Aim of the exercise: Rewrite the Sudan update from "On June 19th, 2026, the" to "to fresh water.", putting "electrical substation" in place of "power transformer".

Document text:
——

Sudan Update

 

June 21st – June 26th, 2026

Genocide is Happening in Broad Daylight: RSF Drones Knock Out El Obeid’s Hospitals, Children Are Being Targeted, and Civilians Are Being Murdered Every Day

 
Washington, DC- We grow increasingly alarmed and outraged by the Rapid Support Forces’ (RSF) sustained drone campaign against the city of El Obeid, which has targeted its power source, fuel stations, and hospitals. We must raise the alarm that, if left unaddressed, we will witness a repeat of the massacres that have historically occurred with every city captured by the RSF. For nearly three years, the people of Sudan have faced deliberate and ethnically targeted campaigns of extermination, displacement, imposed starvation, and sexual violence at the hands of the RSF. Every day, we must bear witness to the consequences of a genocide being chosen as a council topic by the international community, instead of an actionable cause. The RSF are destroying entire communities with the intent to cleanse Sudan of entire indigenous populations. This has been demonstrated by the scope and nature of their systemic assault: hospitals are bombed, power is cut, dialysis centers are forced to close, fuel is incinerated, and water stations are shut down, all while a city of half a million people must survive with the fears of the RSF rampage. These atrocities are occurring for all the world to see. The people of El Obeid, North Darfur, and Kordofan are living in constant fear, seemingly unknown to the greater world. We must reinforce that every violation of international law in Sudan today is a crime of complicity. The international community has established that a genocide is taking place in Sudan—so why do they remain idle in the face of such an atrocity?

 

El Obeid: Power Cut, Hospitals Shuttered, Civilians Killed

On June 19th, 2026, the RSF struck El Obeid’s main power transformer, plunging the entire city and its surroundings into a total blackout. Drone strikes persisted for at least five consecutive days, targeting fuel stations and tankers across the city and severing the fuel supply vital to emergency services, civilian transport, and the generators that kept hospitals alive. According to the United Nations and the Sudan Doctors Network, the attacks forced the closure of multiple medical facilities, including a dialysis center — resulting in the deaths of numerous civilians. Subsequently, water stations shut down, leaving more than half a million residents and displaced persons without access to fresh water.

At least 50 civilians were killed in RSF aerial strikes across El Obeid and North Kordofan this past week. On June 26th alone, an RSF drone strike killed one civilian and wounded four others at a fuel station in the heart of the city. The day prior, a separate drone attack on a market fuel station in Kosti, White Nile State, killed at least one civilian and wounded 15 others. The UN High Commissioner for Human Rights has confirmed that RSF drone strikes killed over 1,000 civilians in just the first five months of 2026. The majority of the attacks were conducted on vital civilian infrastructure, thus blatantly violating international humanitarian law—time and time again. The RSF’s campaigns this past week demonstrate this pattern of genocidal warfare. El Obeid will be the next city to face the devastation imposed by the RSF, a devastation worsened by the United Nations, the United States, and the international community’s inability to act preemptively.

——

Dataset:
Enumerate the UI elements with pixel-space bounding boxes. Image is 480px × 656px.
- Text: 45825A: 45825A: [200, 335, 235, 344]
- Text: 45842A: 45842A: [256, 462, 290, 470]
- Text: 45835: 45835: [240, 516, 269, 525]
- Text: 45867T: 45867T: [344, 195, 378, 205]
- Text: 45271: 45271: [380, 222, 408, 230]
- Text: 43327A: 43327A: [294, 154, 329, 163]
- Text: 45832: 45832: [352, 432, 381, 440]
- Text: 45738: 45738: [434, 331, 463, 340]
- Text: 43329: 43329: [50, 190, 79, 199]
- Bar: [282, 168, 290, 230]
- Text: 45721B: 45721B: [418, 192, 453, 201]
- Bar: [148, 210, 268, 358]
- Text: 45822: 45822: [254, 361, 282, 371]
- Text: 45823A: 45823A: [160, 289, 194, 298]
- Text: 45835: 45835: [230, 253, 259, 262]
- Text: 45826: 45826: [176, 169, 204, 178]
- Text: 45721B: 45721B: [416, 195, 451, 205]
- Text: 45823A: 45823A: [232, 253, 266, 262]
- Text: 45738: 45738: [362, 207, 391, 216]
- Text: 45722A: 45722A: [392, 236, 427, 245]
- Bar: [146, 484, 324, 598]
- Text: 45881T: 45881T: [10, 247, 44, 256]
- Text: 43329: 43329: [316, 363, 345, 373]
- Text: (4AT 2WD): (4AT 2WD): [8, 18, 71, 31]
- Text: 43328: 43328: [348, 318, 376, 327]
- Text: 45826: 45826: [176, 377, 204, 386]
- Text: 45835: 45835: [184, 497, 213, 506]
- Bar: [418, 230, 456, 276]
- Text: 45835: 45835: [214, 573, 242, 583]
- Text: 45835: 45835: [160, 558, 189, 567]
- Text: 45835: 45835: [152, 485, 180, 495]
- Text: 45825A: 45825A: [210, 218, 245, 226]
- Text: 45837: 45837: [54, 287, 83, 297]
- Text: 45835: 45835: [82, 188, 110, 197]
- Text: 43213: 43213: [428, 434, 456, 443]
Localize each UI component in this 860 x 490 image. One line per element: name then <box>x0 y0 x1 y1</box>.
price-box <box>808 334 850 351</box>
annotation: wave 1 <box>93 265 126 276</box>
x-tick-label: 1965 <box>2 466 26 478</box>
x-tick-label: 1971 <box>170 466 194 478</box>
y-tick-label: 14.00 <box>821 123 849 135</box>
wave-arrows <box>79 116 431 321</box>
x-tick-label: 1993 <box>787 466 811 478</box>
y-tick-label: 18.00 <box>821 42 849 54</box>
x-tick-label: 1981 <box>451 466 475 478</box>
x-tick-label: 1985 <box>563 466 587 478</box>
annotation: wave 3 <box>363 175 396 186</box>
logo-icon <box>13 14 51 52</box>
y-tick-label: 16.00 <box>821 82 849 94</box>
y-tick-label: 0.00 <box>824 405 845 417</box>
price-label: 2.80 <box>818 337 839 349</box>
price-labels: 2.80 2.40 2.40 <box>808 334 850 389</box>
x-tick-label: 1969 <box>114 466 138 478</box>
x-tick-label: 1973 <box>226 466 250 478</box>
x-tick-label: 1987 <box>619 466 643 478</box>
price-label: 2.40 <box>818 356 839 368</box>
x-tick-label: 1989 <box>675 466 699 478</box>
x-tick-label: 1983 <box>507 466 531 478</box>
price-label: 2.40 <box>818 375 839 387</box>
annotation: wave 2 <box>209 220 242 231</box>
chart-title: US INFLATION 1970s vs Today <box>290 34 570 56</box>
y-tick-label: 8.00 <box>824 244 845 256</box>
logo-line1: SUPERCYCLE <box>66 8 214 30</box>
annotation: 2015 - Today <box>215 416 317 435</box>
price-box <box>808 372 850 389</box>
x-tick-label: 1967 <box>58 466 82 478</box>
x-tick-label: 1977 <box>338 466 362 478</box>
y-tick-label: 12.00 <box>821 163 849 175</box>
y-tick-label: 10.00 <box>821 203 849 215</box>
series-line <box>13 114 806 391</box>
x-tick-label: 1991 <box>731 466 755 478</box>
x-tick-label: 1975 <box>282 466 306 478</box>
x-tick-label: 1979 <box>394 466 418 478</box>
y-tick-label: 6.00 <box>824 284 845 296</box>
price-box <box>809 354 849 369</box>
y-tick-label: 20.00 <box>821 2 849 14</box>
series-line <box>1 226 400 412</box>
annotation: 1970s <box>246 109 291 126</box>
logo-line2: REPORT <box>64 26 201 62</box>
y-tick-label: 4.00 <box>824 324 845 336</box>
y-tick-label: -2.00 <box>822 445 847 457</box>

——

Task solution:
On June 19th, 2026, the RSF struck El Obeid’s main electrical substation, plunging the entire city and its surroundings into a total blackout. Drone strikes persisted for at least five consecutive days, targeting fuel stations and tankers across the city and severing the fuel supply vital to emergency services, civilian transport, and the generators that kept hospitals alive. According to the United Nations and the Sudan Doctors Network, the attacks forced the closure of multiple medical facilities, including a dialysis center — resulting in the deaths of numerous civilians. Subsequently, water stations shut down, leaving more than half a million residents and displaced persons without access to fresh water.